▶ [Consigne A]: Pourriez-vous citer mot pour mot le passage du texte fourni compris entre « Cette action, sans » et « d’Afrique de l’époque. », ces deux extraits inclus ?
▶ [Consigne B]: Quelles sont toutes les années indiquées en chiffres dans le texte fourni ?
▶ [Consigne C]: D'après le texte fourni, combien d'historiens ont proposé l'enquête ?

▶ [Texte fourni]:
"""

Une action en justice visant Banco do Brasil a été sollicitée par des historiens, qui ont étudié les relations entre la plus ancienne banque publique du pays et la traite négrière au XIXᵉ siècle. Selon eux, tout le système financier de l’époque profitait de l’esclavage.
Siège de la Banque du Brésil entre 1815 et 1829, la maison Leuzinger à Rio de Janeiro a été rénovée en 1860. Archives historiques du centre culturel de la Banco do Brasil
Le ministère public fédéral brésilien (MPF) a notifié à Banco do Brasil (BB), le mercredi après-midi 27 septembre 2023, l’ouverture d’une enquête civile publique visant à examiner l’implication de l’institution dans l’esclavage et le trafic de captifs africains au cours du 19e siècle.
Cette action, sans précédent dans le pays vise à lancer un mouvement pour demander des réparations historiques aux grandes institutions brésiliennes centenaires – tant étatiques que privées – qui ont participé d’une manière ou d’une autre à l’esclavage dans le pays ou l’ont encouragé.
L’enquête a été proposée par un groupe de 14 historiens issus de 11 universités, qui ont effectué des recherches et rédigé un texte sur ce que l’on sait des relations de la Banco do Brasil avec l’économie esclavagiste et ses négociants.
Ils ont découvert, par exemple, que parmi les fondateurs et les actionnaires de la BB se trouvaient certains des plus célèbres marchands d’esclaves de l’époque, dont José Bernardino de Sá, considéré comme le plus grand trafiquant d’Afrique de l’époque.
Trois procureurs ont accepté la suggestion et ont intenté une action en justice dans le but d’amener la banque publique à reconnaître et à prendre des mesures pour enquêter sur ses actions pendant l’esclavage et les rendre publiques.

"""

▶ [Données]:
"""

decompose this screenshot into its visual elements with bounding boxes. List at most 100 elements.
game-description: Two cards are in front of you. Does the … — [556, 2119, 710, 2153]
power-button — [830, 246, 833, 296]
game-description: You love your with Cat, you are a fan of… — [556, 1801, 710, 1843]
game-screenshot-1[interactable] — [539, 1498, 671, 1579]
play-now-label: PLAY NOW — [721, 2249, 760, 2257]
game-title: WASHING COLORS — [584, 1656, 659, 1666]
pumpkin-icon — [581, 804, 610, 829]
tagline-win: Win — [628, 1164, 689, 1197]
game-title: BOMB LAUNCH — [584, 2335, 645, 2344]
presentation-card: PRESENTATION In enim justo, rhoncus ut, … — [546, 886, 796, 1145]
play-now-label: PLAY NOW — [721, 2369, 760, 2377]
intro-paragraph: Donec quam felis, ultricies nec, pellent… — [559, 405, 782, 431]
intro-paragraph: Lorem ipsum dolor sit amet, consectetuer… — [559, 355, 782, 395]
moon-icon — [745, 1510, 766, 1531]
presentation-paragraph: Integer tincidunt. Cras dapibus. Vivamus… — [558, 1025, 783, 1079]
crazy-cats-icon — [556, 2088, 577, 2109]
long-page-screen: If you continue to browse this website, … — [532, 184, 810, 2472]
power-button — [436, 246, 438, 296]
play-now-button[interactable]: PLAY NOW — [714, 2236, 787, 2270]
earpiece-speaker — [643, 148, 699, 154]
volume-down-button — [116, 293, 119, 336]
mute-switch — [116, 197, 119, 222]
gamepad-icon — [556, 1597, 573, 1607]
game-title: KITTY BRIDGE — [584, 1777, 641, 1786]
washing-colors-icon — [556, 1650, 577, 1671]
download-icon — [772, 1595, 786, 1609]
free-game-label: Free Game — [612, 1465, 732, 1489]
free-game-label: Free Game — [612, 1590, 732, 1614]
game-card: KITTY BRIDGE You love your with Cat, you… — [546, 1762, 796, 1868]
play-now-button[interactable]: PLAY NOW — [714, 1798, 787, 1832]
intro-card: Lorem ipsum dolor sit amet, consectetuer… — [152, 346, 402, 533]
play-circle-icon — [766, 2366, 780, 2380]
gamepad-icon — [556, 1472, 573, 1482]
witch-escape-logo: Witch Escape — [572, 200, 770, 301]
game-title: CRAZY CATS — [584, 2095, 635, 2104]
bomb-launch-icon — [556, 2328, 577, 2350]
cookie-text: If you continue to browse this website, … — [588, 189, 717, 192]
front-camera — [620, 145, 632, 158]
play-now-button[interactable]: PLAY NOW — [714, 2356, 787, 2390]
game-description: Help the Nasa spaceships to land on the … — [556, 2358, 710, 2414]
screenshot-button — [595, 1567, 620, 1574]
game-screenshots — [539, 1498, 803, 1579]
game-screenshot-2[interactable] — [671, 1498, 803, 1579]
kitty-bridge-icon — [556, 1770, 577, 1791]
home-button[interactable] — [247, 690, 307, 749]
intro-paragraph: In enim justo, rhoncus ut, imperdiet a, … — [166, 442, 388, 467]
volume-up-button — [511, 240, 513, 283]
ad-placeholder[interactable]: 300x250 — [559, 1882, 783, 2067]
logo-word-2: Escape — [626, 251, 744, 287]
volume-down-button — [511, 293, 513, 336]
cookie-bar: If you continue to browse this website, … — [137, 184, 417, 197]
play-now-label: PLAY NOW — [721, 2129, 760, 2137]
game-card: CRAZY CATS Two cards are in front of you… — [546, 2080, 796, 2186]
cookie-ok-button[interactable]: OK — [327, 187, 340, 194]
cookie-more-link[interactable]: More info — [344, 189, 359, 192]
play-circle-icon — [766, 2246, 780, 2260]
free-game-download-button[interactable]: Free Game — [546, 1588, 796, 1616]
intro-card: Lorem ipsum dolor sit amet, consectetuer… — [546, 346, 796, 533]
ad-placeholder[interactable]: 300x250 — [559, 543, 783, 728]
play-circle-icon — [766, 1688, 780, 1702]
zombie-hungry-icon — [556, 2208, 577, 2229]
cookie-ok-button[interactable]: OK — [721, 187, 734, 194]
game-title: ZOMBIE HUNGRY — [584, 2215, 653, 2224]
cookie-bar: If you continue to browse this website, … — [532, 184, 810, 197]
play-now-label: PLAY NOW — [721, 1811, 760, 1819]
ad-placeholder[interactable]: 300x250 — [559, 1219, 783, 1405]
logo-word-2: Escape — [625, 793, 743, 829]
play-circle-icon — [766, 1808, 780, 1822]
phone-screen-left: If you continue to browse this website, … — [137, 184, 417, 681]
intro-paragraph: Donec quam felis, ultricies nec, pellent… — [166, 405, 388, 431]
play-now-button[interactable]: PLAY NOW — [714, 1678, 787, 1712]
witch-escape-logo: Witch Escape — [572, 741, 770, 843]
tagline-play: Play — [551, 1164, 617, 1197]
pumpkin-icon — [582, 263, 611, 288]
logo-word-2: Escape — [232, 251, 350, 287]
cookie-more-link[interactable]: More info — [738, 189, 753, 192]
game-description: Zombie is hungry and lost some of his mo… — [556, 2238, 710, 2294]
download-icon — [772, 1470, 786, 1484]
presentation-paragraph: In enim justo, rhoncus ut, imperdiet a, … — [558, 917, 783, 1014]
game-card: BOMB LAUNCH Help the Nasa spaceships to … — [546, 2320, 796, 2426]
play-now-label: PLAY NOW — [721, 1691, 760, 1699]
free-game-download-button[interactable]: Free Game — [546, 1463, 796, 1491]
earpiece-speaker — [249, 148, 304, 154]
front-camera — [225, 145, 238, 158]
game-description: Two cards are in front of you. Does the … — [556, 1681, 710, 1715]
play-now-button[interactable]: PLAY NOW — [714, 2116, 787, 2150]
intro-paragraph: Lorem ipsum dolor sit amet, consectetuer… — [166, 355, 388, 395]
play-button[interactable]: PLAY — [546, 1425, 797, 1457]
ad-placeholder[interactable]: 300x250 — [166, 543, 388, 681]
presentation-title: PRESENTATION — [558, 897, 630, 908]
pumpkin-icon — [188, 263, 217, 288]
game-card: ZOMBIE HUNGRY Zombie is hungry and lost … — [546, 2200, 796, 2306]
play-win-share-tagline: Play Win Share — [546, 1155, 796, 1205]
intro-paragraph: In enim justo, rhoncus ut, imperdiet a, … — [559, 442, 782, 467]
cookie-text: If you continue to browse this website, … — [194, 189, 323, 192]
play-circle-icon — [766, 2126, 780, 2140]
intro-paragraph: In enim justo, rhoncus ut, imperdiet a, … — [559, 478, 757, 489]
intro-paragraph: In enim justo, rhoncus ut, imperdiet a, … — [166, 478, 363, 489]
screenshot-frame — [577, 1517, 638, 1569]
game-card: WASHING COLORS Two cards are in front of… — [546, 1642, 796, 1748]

"""

▶ [Réponse A]:
Cette action, sans précédent dans le pays vise à lancer un mouvement pour demander des réparations historiques aux grandes institutions brésiliennes centenaires – tant étatiques que privées – qui ont participé d’une manière ou d’une autre à l’esclavage dans le pays ou l’ont encouragé.
L’enquête a été proposée par un groupe de 14 historiens issus de 11 universités, qui ont effectué des recherches et rédigé un texte sur ce que l’on sait des relations de la Banco do Brasil avec l’économie esclavagiste et ses négociants.
Ils ont découvert, par exemple, que parmi les fondateurs et les actionnaires de la BB se trouvaient certains des plus célèbres marchands d’esclaves de l’époque, dont José Bernardino de Sá, considéré comme le plus grand trafiquant d’Afrique de l’époque.

▶ [Réponse B]: 1815, 1829, 1860, 2023

▶ [Réponse C]: Un groupe de 14 historiens.